_必須課題_.
- 1) 文書抜粋の「Marchello C, Ebell」で始まり「が)のように、僕には見える。」で終わる部分を、「セファレキシン」を「セファゾリン」に置き換えて書き直しなさい。
- 2) 文書抜粋によると、重症患者にセフジトレンピボキシルやテビペネムピボキシルを推奨することが「臨床感染症が分かっていない」とされるのはなぜか、一～三文で説明しなさい。

_文書抜粋_.
================

また、免疫抑制者などであれば、ムコール症など、より致命的な副鼻腔炎のワークアップを考慮するのが臨床的と言えよう。こういう重症患者で、バイオアベイラビリティの悪いセフジトレンピボキシルやテビペネムピボキシルを推奨するというのは、端的に「臨床感染症が分かっていない」と言わざるをえない。彼らが引用する「有効性の報告」は、あくまでも治癒率の高い、外来で管理可能な軽症例がメインなのだから。
同様に、アモキシシリンで治癒しない副鼻腔炎の場合であっても、いきなり広域抗菌薬に変更するのではなく「なぜ効果がないのか」を吟味することが最も重要である。これについては既に述べた。
急性咽頭・扁桃炎:ここでも論理の飛躍が・・・
次に急性咽頭・扁桃炎だ。
近年はA群β溶血性連鎖球菌(GAS)のみならず、Fusobacteriumなどが原因となることが指摘されている。ただし、こうしたGAS以外の菌の「検出」が何を意味しているのか、またこれらの治療はいかになされるべきかについては、データは十分でない。
Marchello C, Ebell MH. Prevalence of Group C Streptococcus and Fusobacterium Necrophorum in Patients With Sore Throat: A Meta-Analysis. Ann Fam Med. 2016; 14(6): 567-574.
『提言』では、第一選択薬としてアモキシシリンを推奨している。それはよい。が、なぜかその次に出てくるのが、成人では経口第三世代セフェム、次でガレノキサシン、次でセファレキシンである。小児では第三世代セフェムで、セファレキシンは消える。それまでの議論はなんだったのだろうか。βラクタマーゼ産生嫌気性菌を懸念するなら(どこまで懸念するかは、前述のように難しいところだが)、アモキシシリン・クラブラン酸を用いるのが筋ではないか。ここでも論理が「飛んでしまう」。単に、第三世代セフェムやキノロンを正当化しているだけ(あまり上手な正当化にはなっていないが)のように、僕には見える。

================

_提供記録_.
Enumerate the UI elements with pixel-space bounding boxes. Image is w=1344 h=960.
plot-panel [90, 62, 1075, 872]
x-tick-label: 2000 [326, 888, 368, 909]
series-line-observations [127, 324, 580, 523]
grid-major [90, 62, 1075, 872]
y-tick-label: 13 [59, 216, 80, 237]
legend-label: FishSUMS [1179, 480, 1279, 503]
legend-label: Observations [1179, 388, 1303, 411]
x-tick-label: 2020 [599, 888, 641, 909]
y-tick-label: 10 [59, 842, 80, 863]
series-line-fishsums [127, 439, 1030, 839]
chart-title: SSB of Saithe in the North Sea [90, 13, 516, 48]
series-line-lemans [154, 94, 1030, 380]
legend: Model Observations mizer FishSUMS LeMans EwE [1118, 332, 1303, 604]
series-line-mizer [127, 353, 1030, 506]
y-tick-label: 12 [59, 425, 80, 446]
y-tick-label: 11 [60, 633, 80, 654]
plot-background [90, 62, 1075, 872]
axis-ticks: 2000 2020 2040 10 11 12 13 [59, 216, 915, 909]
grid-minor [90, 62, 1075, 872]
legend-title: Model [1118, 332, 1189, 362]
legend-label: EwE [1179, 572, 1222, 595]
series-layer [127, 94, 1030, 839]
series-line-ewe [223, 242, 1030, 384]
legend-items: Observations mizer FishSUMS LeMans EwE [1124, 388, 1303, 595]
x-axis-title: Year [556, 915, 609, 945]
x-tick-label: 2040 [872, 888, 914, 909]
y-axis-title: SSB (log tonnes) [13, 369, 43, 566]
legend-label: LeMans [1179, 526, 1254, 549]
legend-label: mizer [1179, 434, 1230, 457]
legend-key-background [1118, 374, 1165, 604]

================

_解答_.
- 1)
Marchello C, Ebell MH. Prevalence of Group C Streptococcus and Fusobacterium Necrophorum in Patients With Sore Throat: A Meta-Analysis. Ann Fam Med. 2016; 14(6): 567-574.
『提言』では、第一選択薬としてアモキシシリンを推奨している。それはよい。が、なぜかその次に出てくるのが、成人では経口第三世代セフェム、次でガレノキサシン、次でセファゾリンである。小児では第三世代セフェムで、セファゾリンは消える。それまでの議論はなんだったのだろうか。βラクタマーゼ産生嫌気性菌を懸念するなら(どこまで懸念するかは、前述のように難しいところだが)、アモキシシリン・クラブラン酸を用いるのが筋ではないか。ここでも論理が「飛んでしまう」。単に、第三世代セフェムやキノロンを正当化しているだけ(あまり上手な正当化にはなっていないが)のように、僕には見える。

- 2) これらの薬はバイオアベイラビリティが悪いからである。また、推奨の根拠として引用される「有効性の報告」は、治癒率の高い、外来で管理可能な軽症例が中心だからである。